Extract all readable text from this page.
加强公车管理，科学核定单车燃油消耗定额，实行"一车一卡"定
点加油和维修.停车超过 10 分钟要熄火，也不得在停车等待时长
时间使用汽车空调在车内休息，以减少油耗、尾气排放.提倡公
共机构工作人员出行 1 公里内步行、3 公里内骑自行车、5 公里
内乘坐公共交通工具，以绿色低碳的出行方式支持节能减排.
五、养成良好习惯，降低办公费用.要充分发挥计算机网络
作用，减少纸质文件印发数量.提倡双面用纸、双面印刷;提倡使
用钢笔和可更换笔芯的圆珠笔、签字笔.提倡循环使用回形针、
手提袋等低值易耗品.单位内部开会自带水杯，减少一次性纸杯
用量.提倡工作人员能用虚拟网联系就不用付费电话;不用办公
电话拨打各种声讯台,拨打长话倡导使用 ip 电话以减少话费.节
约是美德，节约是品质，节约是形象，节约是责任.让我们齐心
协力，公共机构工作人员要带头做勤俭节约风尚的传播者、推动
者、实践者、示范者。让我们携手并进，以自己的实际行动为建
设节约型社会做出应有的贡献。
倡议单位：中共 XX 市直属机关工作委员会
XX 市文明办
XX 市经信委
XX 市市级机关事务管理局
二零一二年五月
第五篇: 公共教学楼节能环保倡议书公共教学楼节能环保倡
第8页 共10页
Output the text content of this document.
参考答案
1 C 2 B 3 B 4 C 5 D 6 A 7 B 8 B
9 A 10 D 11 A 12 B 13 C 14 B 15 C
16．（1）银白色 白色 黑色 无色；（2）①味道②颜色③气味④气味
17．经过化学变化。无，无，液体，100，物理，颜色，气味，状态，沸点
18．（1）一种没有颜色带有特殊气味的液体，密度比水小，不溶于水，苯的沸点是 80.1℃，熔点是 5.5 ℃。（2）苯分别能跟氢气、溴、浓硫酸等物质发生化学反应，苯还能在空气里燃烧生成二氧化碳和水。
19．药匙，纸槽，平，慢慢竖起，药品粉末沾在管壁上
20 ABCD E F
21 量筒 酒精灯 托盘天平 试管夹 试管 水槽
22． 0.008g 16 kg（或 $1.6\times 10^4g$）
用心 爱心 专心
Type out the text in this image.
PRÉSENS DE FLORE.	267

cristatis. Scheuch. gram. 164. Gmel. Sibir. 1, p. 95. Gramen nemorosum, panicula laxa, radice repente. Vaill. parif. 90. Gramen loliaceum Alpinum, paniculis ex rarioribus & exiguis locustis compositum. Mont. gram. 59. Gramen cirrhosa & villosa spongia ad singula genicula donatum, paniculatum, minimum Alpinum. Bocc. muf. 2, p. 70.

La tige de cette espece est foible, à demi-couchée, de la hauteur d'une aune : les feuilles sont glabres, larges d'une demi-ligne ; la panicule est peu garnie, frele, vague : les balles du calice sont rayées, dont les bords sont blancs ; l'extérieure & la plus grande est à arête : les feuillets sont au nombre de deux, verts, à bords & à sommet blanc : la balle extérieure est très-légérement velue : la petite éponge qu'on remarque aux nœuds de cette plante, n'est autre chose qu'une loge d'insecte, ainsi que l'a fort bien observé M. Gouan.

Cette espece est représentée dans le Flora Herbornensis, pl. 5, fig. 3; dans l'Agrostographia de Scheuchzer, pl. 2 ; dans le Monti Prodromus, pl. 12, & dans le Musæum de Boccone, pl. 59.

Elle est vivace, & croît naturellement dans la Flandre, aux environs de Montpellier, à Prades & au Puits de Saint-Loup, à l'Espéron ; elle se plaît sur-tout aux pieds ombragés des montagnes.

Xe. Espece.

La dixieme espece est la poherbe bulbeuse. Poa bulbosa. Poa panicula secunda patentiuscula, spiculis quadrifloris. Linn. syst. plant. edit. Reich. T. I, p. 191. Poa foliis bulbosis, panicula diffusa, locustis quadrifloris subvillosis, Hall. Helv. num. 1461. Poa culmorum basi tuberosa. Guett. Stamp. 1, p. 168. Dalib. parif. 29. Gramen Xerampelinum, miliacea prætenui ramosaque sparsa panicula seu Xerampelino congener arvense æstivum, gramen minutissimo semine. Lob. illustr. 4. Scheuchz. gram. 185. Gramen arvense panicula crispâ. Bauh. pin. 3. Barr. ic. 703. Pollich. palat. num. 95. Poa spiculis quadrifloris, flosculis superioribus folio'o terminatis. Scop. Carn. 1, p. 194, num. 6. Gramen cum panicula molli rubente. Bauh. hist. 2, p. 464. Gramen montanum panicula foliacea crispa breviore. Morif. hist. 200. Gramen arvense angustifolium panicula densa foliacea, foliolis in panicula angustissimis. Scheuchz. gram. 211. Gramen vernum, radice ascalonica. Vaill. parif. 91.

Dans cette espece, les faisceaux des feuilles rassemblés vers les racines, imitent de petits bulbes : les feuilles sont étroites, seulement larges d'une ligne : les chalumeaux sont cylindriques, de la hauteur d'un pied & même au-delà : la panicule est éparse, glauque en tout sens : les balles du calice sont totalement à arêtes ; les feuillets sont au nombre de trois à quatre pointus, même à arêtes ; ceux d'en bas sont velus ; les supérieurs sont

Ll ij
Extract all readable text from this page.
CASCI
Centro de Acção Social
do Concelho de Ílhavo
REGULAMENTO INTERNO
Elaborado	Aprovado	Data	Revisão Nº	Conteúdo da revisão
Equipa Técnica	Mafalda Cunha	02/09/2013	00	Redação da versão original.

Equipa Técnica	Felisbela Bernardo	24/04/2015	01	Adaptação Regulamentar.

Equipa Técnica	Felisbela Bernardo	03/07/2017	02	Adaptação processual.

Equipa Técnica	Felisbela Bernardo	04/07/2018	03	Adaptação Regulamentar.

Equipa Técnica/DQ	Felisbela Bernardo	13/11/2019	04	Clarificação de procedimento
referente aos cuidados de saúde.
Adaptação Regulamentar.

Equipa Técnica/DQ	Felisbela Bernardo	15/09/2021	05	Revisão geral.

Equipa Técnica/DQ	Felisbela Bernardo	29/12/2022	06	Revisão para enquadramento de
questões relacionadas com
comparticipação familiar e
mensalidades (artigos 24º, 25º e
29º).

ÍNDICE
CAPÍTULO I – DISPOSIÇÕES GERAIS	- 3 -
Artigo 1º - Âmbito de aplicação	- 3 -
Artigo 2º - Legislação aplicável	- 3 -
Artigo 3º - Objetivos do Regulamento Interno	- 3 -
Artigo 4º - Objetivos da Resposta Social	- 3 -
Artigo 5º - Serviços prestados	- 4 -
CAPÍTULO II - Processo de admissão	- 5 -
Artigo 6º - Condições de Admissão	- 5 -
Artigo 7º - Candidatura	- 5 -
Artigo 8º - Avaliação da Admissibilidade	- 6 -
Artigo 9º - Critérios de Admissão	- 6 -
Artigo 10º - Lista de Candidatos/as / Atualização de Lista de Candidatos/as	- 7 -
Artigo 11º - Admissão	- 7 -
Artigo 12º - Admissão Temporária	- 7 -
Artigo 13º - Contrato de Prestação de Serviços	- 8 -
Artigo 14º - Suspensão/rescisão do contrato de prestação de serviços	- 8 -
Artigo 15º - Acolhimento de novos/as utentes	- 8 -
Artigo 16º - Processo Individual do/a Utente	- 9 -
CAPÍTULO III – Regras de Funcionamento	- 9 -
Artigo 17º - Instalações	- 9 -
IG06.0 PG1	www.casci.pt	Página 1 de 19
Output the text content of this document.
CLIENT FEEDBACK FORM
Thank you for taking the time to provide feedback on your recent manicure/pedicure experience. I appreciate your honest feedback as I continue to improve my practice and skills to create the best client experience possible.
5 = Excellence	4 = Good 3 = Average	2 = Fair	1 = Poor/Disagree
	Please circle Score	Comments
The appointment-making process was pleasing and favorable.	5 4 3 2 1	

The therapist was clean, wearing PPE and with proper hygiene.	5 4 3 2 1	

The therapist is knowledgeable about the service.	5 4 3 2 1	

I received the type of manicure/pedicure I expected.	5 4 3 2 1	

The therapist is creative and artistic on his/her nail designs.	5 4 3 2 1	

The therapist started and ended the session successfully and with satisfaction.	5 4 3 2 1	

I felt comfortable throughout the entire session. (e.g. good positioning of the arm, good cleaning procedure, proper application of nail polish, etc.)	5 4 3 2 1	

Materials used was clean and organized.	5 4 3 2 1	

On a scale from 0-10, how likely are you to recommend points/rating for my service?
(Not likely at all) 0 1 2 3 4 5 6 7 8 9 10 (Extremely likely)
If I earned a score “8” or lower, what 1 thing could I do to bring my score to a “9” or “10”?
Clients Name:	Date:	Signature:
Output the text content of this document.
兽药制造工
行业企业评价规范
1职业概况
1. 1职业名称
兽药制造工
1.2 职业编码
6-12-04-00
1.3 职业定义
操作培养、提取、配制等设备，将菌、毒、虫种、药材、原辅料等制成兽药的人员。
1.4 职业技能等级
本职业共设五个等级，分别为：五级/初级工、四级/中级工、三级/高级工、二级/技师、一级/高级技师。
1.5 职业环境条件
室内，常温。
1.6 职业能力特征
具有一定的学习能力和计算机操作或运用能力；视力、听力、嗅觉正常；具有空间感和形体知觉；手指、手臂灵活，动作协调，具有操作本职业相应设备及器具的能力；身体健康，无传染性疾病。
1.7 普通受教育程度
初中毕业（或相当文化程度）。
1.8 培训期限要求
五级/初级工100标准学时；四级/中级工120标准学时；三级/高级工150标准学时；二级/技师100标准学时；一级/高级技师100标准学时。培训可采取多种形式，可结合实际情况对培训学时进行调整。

▬▬▬▬▬▬

Written instruction: Find each line with the string "likely" and copy it out.

Written response:
On a scale from 0-10, how likely are you to recommend points/rating for my service?
(Not likely at all) 0 1 2 3 4 5 6 7 8 9 10 (Extremely likely)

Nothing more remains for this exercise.